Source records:
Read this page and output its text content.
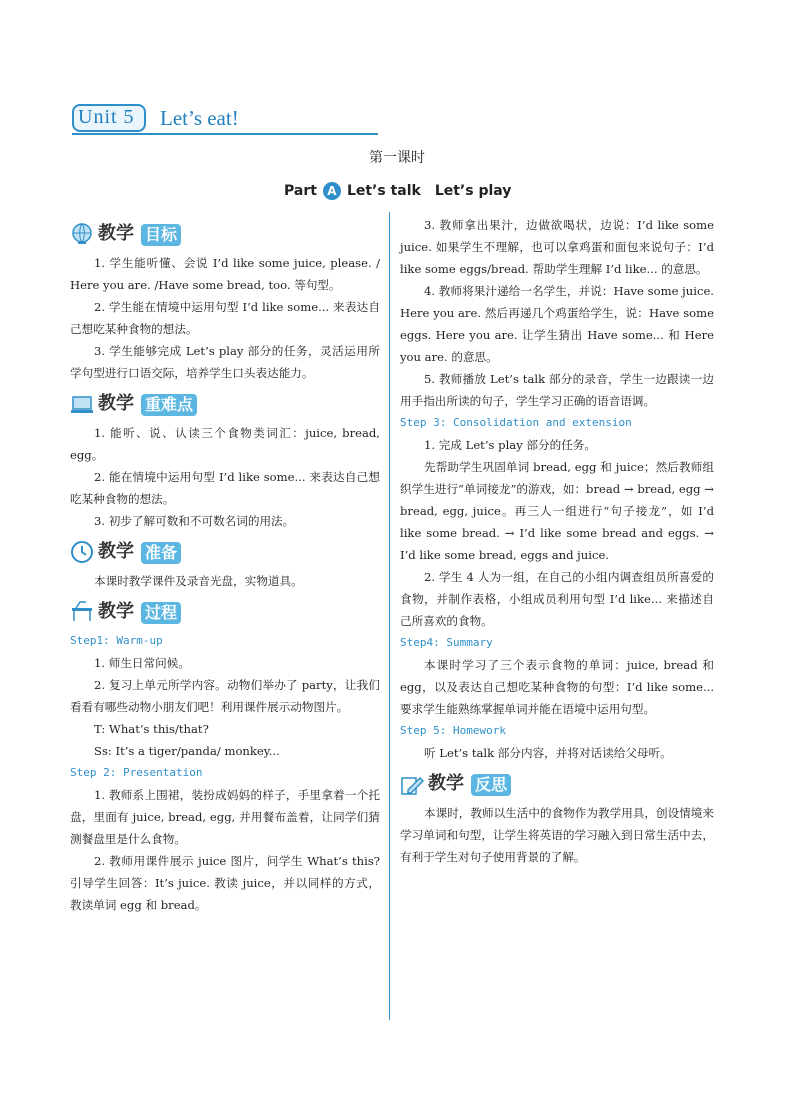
Unit 5 Let’s eat!
第一课时
Part A Let’s talk　Let’s play
教学 目标

1. 学生能听懂、会说 I’d like some juice, please. / Here you are. /Have some bread, too. 等句型。

2. 学生能在情境中运用句型 I’d like some... 来表达自己想吃某种食物的想法。

3. 学生能够完成 Let’s play 部分的任务，灵活运用所学句型进行口语交际，培养学生口头表达能力。

教学 重难点

1. 能听、说、认读三个食物类词汇：juice, bread, egg。

2. 能在情境中运用句型 I’d like some... 来表达自己想吃某种食物的想法。

3. 初步了解可数和不可数名词的用法。

教学 准备

本课时教学课件及录音光盘，实物道具。

教学 过程
Step1: Warm-up

1. 师生日常问候。

2. 复习上单元所学内容。动物们举办了 party，让我们看看有哪些动物小朋友们吧！利用课件展示动物图片。

T: What’s this/that?

Ss: It’s a tiger/panda/ monkey...

Step 2: Presentation

1. 教师系上围裙，装扮成妈妈的样子，手里拿着一个托盘，里面有 juice, bread, egg, 并用餐布盖着，让同学们猜测餐盘里是什么食物。

2. 教师用课件展示 juice 图片，问学生 What’s this? 引导学生回答：It’s juice. 教读 juice，并以同样的方式，教读单词 egg 和 bread。

3. 教师拿出果汁，边做欲喝状，边说：I’d like some juice. 如果学生不理解，也可以拿鸡蛋和面包来说句子：I’d like some eggs/bread. 帮助学生理解 I’d like... 的意思。

4. 教师将果汁递给一名学生，并说：Have some juice. Here you are. 然后再递几个鸡蛋给学生，说：Have some eggs. Here you are. 让学生猜出 Have some... 和 Here you are. 的意思。

5. 教师播放 Let’s talk 部分的录音，学生一边跟读一边用手指出所读的句子，学生学习正确的语音语调。

Step 3: Consolidation and extension

1. 完成 Let’s play 部分的任务。

先帮助学生巩固单词 bread, egg 和 juice；然后教师组织学生进行“单词接龙”的游戏，如：bread → bread, egg → bread, egg, juice。再三人一组进行“句子接龙”，如 I’d like some bread. → I’d like some bread and eggs. → I’d like some bread, eggs and juice.

2. 学生 4 人为一组，在自己的小组内调查组员所喜爱的食物，并制作表格，小组成员利用句型 I’d like... 来描述自己所喜欢的食物。

Step4: Summary

本课时学习了三个表示食物的单词：juice, bread 和 egg，以及表达自己想吃某种食物的句型：I’d like some... 要求学生能熟练掌握单词并能在语境中运用句型。

Step 5: Homework

听 Let’s talk 部分内容，并将对话读给父母听。

教学 反思

本课时，教师以生活中的食物作为教学用具，创设情境来学习单词和句型，让学生将英语的学习融入到日常生活中去，有利于学生对句子使用背景的了解。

_WHAT THE EXERCISE ASKS_
All the lines above are to be given again exactly as they read, with the pictures removed.

_FINAL ANSWER_
Read this page and output its text content.
Unit 5 Let’s eat!
第一课时
Part A Let’s talk　Let’s play
教学 目标

1. 学生能听懂、会说 I’d like some juice, please. / Here you are. /Have some bread, too. 等句型。

2. 学生能在情境中运用句型 I’d like some... 来表达自己想吃某种食物的想法。

3. 学生能够完成 Let’s play 部分的任务，灵活运用所学句型进行口语交际，培养学生口头表达能力。

教学 重难点

1. 能听、说、认读三个食物类词汇：juice, bread, egg。

2. 能在情境中运用句型 I’d like some... 来表达自己想吃某种食物的想法。

3. 初步了解可数和不可数名词的用法。

教学 准备

本课时教学课件及录音光盘，实物道具。

教学 过程
Step1: Warm-up

1. 师生日常问候。

2. 复习上单元所学内容。动物们举办了 party，让我们看看有哪些动物小朋友们吧！利用课件展示动物图片。

T: What’s this/that?

Ss: It’s a tiger/panda/ monkey...

Step 2: Presentation

1. 教师系上围裙，装扮成妈妈的样子，手里拿着一个托盘，里面有 juice, bread, egg, 并用餐布盖着，让同学们猜测餐盘里是什么食物。

2. 教师用课件展示 juice 图片，问学生 What’s this? 引导学生回答：It’s juice. 教读 juice，并以同样的方式，教读单词 egg 和 bread。

3. 教师拿出果汁，边做欲喝状，边说：I’d like some juice. 如果学生不理解，也可以拿鸡蛋和面包来说句子：I’d like some eggs/bread. 帮助学生理解 I’d like... 的意思。

4. 教师将果汁递给一名学生，并说：Have some juice. Here you are. 然后再递几个鸡蛋给学生，说：Have some eggs. Here you are. 让学生猜出 Have some... 和 Here you are. 的意思。

5. 教师播放 Let’s talk 部分的录音，学生一边跟读一边用手指出所读的句子，学生学习正确的语音语调。

Step 3: Consolidation and extension

1. 完成 Let’s play 部分的任务。

先帮助学生巩固单词 bread, egg 和 juice；然后教师组织学生进行“单词接龙”的游戏，如：bread → bread, egg → bread, egg, juice。再三人一组进行“句子接龙”，如 I’d like some bread. → I’d like some bread and eggs. → I’d like some bread, eggs and juice.

2. 学生 4 人为一组，在自己的小组内调查组员所喜爱的食物，并制作表格，小组成员利用句型 I’d like... 来描述自己所喜欢的食物。

Step4: Summary

本课时学习了三个表示食物的单词：juice, bread 和 egg，以及表达自己想吃某种食物的句型：I’d like some... 要求学生能熟练掌握单词并能在语境中运用句型。

Step 5: Homework

听 Let’s talk 部分内容，并将对话读给父母听。

教学 反思

本课时，教师以生活中的食物作为教学用具，创设情境来学习单词和句型，让学生将英语的学习融入到日常生活中去，有利于学生对句子使用背景的了解。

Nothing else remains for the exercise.